Required task:
Arrange the items below as a numbered list, covering only the stretch from the very start of the items through the line containing "agenda-item-line: Procuration générale", both ends included. Leave out any blank lines.

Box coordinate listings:

******************************

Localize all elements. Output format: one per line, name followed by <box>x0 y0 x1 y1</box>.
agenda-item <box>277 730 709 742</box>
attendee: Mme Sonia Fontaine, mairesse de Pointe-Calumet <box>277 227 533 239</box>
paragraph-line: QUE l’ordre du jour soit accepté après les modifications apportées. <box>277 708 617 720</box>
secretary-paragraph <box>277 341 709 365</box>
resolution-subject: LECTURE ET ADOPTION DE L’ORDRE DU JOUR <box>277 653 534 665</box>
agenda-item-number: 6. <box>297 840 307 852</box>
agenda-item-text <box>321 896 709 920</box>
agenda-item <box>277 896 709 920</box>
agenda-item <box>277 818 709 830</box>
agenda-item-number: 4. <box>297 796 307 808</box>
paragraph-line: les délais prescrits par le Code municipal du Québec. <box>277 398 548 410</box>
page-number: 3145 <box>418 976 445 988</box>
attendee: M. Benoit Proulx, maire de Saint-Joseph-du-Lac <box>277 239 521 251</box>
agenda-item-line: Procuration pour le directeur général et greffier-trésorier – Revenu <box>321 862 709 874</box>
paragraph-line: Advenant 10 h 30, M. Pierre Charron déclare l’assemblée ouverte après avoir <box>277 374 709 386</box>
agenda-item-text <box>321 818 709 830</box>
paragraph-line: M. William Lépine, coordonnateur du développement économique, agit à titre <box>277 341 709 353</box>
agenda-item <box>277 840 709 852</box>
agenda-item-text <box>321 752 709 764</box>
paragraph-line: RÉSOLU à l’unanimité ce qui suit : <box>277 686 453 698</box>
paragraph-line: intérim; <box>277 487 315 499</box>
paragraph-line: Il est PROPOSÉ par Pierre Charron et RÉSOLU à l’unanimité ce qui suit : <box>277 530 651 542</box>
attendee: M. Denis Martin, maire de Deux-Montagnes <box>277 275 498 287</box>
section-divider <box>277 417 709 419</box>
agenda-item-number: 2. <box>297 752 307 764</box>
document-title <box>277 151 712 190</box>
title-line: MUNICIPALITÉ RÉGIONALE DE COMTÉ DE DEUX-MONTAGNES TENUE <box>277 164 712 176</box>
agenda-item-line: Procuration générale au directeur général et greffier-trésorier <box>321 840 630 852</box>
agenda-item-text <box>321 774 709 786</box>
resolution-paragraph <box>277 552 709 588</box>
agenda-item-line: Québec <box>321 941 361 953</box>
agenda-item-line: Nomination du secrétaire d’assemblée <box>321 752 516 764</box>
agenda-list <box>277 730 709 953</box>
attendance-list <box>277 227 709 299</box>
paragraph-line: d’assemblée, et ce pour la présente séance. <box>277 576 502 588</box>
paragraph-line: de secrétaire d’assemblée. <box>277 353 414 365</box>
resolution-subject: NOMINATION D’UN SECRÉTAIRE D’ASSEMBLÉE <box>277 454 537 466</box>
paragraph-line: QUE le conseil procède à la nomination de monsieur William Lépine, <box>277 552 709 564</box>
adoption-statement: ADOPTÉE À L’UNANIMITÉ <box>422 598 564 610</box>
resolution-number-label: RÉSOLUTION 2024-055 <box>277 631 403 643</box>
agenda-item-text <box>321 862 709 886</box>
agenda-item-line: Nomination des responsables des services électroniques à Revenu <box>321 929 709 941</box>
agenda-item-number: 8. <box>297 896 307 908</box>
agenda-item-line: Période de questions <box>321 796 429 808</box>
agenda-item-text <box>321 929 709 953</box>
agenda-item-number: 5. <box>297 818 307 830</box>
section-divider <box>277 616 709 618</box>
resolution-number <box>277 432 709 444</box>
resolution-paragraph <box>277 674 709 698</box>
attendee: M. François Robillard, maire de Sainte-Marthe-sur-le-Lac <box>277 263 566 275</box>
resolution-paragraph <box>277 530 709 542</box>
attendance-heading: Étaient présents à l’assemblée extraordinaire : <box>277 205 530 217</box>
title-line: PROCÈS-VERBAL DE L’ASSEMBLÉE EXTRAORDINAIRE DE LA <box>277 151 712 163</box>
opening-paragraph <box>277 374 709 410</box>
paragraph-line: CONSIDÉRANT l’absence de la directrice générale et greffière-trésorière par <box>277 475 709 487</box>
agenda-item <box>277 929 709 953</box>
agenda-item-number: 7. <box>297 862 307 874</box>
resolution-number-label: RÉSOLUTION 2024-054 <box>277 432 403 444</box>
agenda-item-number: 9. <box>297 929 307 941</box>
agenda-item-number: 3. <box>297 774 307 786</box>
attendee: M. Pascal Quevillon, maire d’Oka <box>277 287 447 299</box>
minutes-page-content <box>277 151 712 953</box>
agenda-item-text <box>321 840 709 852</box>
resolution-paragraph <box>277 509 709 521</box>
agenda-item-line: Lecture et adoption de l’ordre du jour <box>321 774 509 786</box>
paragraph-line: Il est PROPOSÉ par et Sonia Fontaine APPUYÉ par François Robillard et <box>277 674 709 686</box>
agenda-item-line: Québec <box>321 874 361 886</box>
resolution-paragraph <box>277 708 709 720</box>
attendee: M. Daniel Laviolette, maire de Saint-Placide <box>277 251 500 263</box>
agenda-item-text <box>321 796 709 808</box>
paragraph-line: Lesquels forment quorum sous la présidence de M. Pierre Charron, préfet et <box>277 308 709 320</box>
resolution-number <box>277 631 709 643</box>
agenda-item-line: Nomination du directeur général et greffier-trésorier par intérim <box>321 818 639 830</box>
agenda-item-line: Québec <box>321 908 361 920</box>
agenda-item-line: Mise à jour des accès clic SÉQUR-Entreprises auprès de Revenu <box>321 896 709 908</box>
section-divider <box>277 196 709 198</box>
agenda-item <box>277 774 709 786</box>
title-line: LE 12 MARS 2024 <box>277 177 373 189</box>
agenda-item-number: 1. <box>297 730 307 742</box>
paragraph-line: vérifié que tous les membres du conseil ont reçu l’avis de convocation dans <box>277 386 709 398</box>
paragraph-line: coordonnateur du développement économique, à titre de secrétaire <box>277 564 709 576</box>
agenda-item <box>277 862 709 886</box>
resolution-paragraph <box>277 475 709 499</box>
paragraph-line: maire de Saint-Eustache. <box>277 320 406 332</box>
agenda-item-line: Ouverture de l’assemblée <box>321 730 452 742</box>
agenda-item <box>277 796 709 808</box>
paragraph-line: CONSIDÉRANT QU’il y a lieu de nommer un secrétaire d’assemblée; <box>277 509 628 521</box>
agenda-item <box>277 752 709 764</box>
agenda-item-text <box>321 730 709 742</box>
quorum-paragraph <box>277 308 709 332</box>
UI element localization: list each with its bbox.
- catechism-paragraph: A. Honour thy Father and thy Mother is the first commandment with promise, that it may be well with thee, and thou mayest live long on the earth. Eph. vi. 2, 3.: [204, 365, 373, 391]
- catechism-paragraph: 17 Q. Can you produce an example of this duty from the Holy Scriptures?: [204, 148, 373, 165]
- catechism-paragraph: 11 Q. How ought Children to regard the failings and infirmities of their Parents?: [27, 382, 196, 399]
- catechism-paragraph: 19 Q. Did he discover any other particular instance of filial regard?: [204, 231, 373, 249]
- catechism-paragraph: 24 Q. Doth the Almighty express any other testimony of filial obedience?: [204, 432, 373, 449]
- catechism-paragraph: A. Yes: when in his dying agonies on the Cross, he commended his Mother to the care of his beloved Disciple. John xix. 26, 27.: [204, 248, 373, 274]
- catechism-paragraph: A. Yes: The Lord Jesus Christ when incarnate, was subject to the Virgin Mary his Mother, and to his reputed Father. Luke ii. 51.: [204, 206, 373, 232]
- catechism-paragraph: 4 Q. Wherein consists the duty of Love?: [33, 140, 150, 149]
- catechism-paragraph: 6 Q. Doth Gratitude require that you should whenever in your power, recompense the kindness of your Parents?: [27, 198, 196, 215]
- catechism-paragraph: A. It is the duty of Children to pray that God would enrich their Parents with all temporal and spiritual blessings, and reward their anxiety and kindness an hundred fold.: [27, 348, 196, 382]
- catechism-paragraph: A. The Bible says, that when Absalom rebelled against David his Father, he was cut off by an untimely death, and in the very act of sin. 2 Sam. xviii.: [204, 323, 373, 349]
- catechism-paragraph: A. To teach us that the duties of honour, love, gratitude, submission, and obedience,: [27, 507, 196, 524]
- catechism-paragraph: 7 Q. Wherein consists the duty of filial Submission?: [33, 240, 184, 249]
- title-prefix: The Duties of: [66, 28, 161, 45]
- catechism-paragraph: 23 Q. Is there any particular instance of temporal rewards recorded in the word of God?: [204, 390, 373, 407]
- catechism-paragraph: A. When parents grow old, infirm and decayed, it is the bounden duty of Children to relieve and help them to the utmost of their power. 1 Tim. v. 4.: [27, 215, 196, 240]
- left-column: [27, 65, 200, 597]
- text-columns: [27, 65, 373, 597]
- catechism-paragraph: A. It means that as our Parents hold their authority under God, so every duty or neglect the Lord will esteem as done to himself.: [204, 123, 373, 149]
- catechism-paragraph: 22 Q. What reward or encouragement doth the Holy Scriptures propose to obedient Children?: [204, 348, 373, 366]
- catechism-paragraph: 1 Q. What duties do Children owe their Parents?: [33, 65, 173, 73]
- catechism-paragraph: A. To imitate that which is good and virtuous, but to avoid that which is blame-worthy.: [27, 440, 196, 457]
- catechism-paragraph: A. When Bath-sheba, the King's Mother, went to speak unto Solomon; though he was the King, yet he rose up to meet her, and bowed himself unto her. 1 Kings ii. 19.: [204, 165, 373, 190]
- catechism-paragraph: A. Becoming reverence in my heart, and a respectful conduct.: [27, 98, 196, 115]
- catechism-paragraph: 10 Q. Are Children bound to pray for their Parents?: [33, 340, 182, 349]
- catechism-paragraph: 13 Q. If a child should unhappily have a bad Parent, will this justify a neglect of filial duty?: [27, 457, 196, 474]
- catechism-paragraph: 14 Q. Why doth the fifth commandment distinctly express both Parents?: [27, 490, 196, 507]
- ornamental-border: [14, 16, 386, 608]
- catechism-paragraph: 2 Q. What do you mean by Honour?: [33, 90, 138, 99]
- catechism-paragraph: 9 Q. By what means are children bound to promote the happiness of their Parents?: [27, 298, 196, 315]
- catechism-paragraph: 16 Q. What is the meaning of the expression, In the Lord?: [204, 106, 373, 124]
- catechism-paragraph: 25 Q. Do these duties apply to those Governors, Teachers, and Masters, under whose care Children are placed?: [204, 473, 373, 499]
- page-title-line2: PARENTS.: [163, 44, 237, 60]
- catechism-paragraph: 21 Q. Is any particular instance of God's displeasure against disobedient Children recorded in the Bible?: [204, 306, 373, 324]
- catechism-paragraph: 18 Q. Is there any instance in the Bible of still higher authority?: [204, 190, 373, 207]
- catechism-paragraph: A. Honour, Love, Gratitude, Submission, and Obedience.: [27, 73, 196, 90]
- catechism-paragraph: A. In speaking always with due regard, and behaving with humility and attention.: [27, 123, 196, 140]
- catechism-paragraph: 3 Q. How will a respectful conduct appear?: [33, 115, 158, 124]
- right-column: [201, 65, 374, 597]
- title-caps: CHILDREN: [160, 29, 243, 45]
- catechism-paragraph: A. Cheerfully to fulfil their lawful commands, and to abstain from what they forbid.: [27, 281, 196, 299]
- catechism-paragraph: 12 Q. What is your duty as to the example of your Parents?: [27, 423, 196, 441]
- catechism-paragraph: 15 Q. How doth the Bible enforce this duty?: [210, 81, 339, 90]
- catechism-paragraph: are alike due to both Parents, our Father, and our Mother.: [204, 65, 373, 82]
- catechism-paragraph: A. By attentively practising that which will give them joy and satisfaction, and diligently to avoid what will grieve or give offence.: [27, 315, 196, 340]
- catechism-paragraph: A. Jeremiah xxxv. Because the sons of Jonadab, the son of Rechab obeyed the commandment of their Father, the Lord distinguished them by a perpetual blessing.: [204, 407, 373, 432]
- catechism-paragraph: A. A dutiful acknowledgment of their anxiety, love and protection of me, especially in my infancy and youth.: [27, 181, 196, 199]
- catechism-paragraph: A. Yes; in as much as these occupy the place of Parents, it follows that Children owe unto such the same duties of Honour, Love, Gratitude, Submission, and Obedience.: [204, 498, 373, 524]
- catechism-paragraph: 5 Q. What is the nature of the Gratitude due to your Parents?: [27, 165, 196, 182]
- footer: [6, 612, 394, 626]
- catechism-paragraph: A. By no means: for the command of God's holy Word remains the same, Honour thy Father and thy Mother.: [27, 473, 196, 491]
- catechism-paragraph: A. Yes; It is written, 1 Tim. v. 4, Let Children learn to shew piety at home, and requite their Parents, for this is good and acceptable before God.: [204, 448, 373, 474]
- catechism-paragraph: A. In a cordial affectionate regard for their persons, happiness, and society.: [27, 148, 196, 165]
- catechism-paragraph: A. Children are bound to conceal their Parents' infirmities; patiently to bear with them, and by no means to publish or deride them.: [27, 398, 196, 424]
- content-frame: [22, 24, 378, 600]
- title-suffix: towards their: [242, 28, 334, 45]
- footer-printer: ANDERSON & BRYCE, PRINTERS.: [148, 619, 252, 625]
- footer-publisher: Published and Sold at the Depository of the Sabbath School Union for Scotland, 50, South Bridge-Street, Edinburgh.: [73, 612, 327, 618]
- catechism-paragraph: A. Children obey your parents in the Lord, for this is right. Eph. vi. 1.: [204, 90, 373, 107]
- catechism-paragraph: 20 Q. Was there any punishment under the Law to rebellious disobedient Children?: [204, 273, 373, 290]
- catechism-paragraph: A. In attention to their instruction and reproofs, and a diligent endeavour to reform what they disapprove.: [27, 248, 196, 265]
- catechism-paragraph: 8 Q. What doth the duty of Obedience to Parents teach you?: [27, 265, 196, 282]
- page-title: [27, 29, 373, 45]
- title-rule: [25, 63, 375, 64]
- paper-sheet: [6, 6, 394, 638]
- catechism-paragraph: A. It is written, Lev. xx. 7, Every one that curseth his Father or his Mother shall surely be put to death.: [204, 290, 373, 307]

******************************

The solution:
1. Localize all elements. Output format: one per line, name followed by <box>x0 y0 x1 y1</box>.
2. agenda-item <box>277 730 709 742</box>
3. attendee: Mme Sonia Fontaine, mairesse de Pointe-Calumet <box>277 227 533 239</box>
4. paragraph-line: QUE l’ordre du jour soit accepté après les modifications apportées. <box>277 708 617 720</box>
5. secretary-paragraph <box>277 341 709 365</box>
6. resolution-subject: LECTURE ET ADOPTION DE L’ORDRE DU JOUR <box>277 653 534 665</box>
7. agenda-item-number: 6. <box>297 840 307 852</box>
8. agenda-item-text <box>321 896 709 920</box>
9. agenda-item <box>277 896 709 920</box>
10. agenda-item <box>277 818 709 830</box>
11. agenda-item-number: 4. <box>297 796 307 808</box>
12. paragraph-line: les délais prescrits par le Code municipal du Québec. <box>277 398 548 410</box>
13. page-number: 3145 <box>418 976 445 988</box>
14. attendee: M. Benoit Proulx, maire de Saint-Joseph-du-Lac <box>277 239 521 251</box>
15. agenda-item-line: Procuration pour le directeur général et greffier-trésorier – Revenu <box>321 862 709 874</box>
16. paragraph-line: Advenant 10 h 30, M. Pierre Charron déclare l’assemblée ouverte après avoir <box>277 374 709 386</box>
17. agenda-item-text <box>321 818 709 830</box>
18. paragraph-line: M. William Lépine, coordonnateur du développement économique, agit à titre <box>277 341 709 353</box>
19. agenda-item <box>277 840 709 852</box>
20. agenda-item-text <box>321 752 709 764</box>
21. paragraph-line: RÉSOLU à l’unanimité ce qui suit : <box>277 686 453 698</box>
22. paragraph-line: intérim; <box>277 487 315 499</box>
23. paragraph-line: Il est PROPOSÉ par Pierre Charron et RÉSOLU à l’unanimité ce qui suit : <box>277 530 651 542</box>
24. attendee: M. Denis Martin, maire de Deux-Montagnes <box>277 275 498 287</box>
25. section-divider <box>277 417 709 419</box>
26. agenda-item-number: 2. <box>297 752 307 764</box>
27. document-title <box>277 151 712 190</box>
28. title-line: MUNICIPALITÉ RÉGIONALE DE COMTÉ DE DEUX-MONTAGNES TENUE <box>277 164 712 176</box>
29. agenda-item-line: Procuration générale au directeur général et greffier-trésorier <box>321 840 630 852</box>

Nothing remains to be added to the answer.